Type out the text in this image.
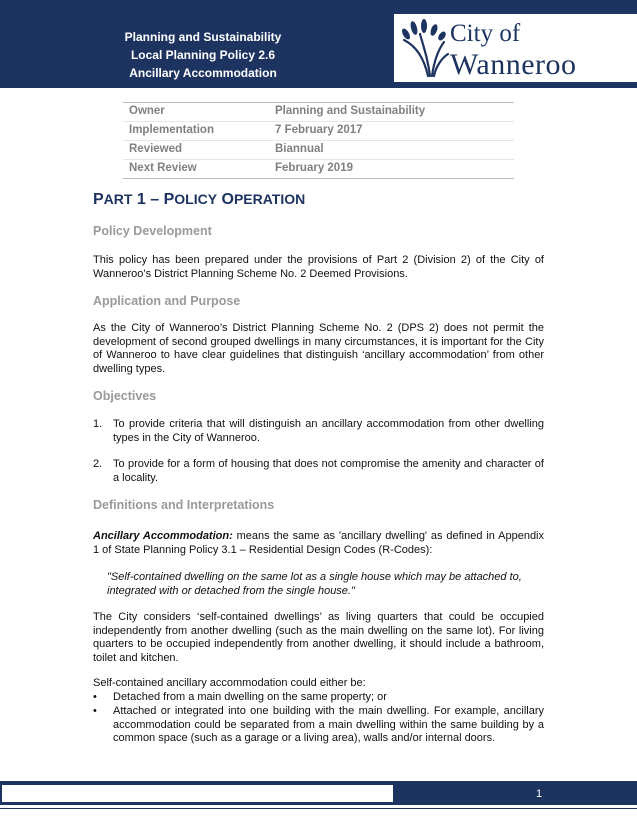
Planning and Sustainability
Local Planning Policy 2.6
Ancillary Accommodation
City of
Wanneroo
Owner	Planning and Sustainability
Implementation	7 February 2017
Reviewed	Biannual
Next Review	February 2019
PART 1 – POLICY OPERATION
Policy Development
This policy has been prepared under the provisions of Part 2 (Division 2) of the City of Wanneroo’s District Planning Scheme No. 2 Deemed Provisions.
Application and Purpose
As the City of Wanneroo’s District Planning Scheme No. 2 (DPS 2) does not permit the development of second grouped dwellings in many circumstances, it is important for the City of Wanneroo to have clear guidelines that distinguish ‘ancillary accommodation’ from other dwelling types.
Objectives
1. To provide criteria that will distinguish an ancillary accommodation from other dwelling types in the City of Wanneroo.
2. To provide for a form of housing that does not compromise the amenity and character of a locality.
Definitions and Interpretations
Ancillary Accommodation: means the same as 'ancillary dwelling' as defined in Appendix 1 of State Planning Policy 3.1 – Residential Design Codes (R-Codes):
"Self-contained dwelling on the same lot as a single house which may be attached to, integrated with or detached from the single house."
The City considers ‘self-contained dwellings’ as living quarters that could be occupied independently from another dwelling (such as the main dwelling on the same lot). For living quarters to be occupied independently from another dwelling, it should include a bathroom, toilet and kitchen.
Self-contained ancillary accommodation could either be:
• Detached from a main dwelling on the same property; or
• Attached or integrated into one building with the main dwelling. For example, ancillary accommodation could be separated from a main dwelling within the same building by a common space (such as a garage or a living area), walls and/or internal doors.
1
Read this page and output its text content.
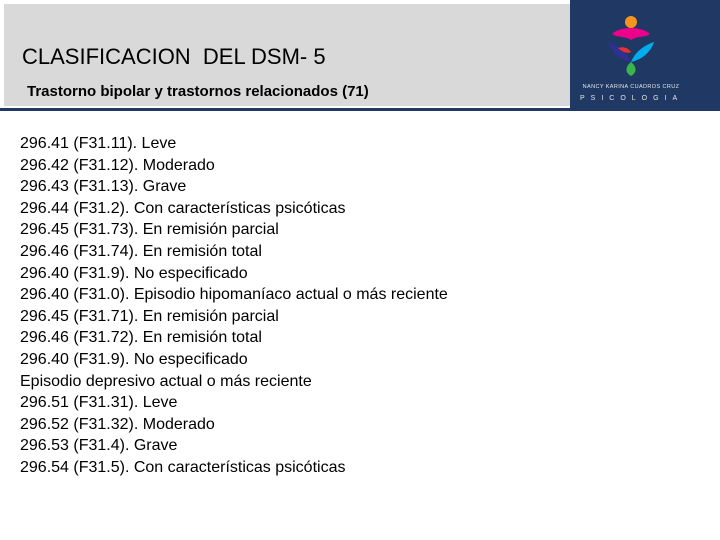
CLASIFICACION  DEL DSM- 5
Trastorno bipolar y trastornos relacionados (71)	NANCY KARINA CUADROS CRUZ
PSICOLOGIA
296.41 (F31.11). Leve
296.42 (F31.12). Moderado
296.43 (F31.13). Grave
296.44 (F31.2). Con características psicóticas
296.45 (F31.73). En remisión parcial
296.46 (F31.74). En remisión total
296.40 (F31.9). No especificado
296.40 (F31.0). Episodio hipomaníaco actual o más reciente
296.45 (F31.71). En remisión parcial
296.46 (F31.72). En remisión total
296.40 (F31.9). No especificado
Episodio depresivo actual o más reciente
296.51 (F31.31). Leve
296.52 (F31.32). Moderado
296.53 (F31.4). Grave
296.54 (F31.5). Con características psicóticas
#####
**Exercise**
Repeat each line of the records above exactly, but do not copy the pictures.

**Output of the task**
Type out the text in this image.
Planning and Sustainability
Local Planning Policy 2.6
Ancillary Accommodation
City of
Wanneroo
Owner	Planning and Sustainability
Implementation	7 February 2017
Reviewed	Biannual
Next Review	February 2019
PART 1 – POLICY OPERATION
Policy Development
This policy has been prepared under the provisions of Part 2 (Division 2) of the City of Wanneroo’s District Planning Scheme No. 2 Deemed Provisions.
Application and Purpose
As the City of Wanneroo’s District Planning Scheme No. 2 (DPS 2) does not permit the development of second grouped dwellings in many circumstances, it is important for the City of Wanneroo to have clear guidelines that distinguish ‘ancillary accommodation’ from other dwelling types.
Objectives
1. To provide criteria that will distinguish an ancillary accommodation from other dwelling types in the City of Wanneroo.
2. To provide for a form of housing that does not compromise the amenity and character of a locality.
Definitions and Interpretations
Ancillary Accommodation: means the same as 'ancillary dwelling' as defined in Appendix 1 of State Planning Policy 3.1 – Residential Design Codes (R-Codes):
"Self-contained dwelling on the same lot as a single house which may be attached to, integrated with or detached from the single house."
The City considers ‘self-contained dwellings’ as living quarters that could be occupied independently from another dwelling (such as the main dwelling on the same lot). For living quarters to be occupied independently from another dwelling, it should include a bathroom, toilet and kitchen.
Self-contained ancillary accommodation could either be:
• Detached from a main dwelling on the same property; or
• Attached or integrated into one building with the main dwelling. For example, ancillary accommodation could be separated from a main dwelling within the same building by a common space (such as a garage or a living area), walls and/or internal doors.
1
Read this page and output its text content.
CLASIFICACION  DEL DSM- 5
Trastorno bipolar y trastornos relacionados (71)	NANCY KARINA CUADROS CRUZ
PSICOLOGIA
296.41 (F31.11). Leve
296.42 (F31.12). Moderado
296.43 (F31.13). Grave
296.44 (F31.2). Con características psicóticas
296.45 (F31.73). En remisión parcial
296.46 (F31.74). En remisión total
296.40 (F31.9). No especificado
296.40 (F31.0). Episodio hipomaníaco actual o más reciente
296.45 (F31.71). En remisión parcial
296.46 (F31.72). En remisión total
296.40 (F31.9). No especificado
Episodio depresivo actual o más reciente
296.51 (F31.31). Leve
296.52 (F31.32). Moderado
296.53 (F31.4). Grave
296.54 (F31.5). Con características psicóticas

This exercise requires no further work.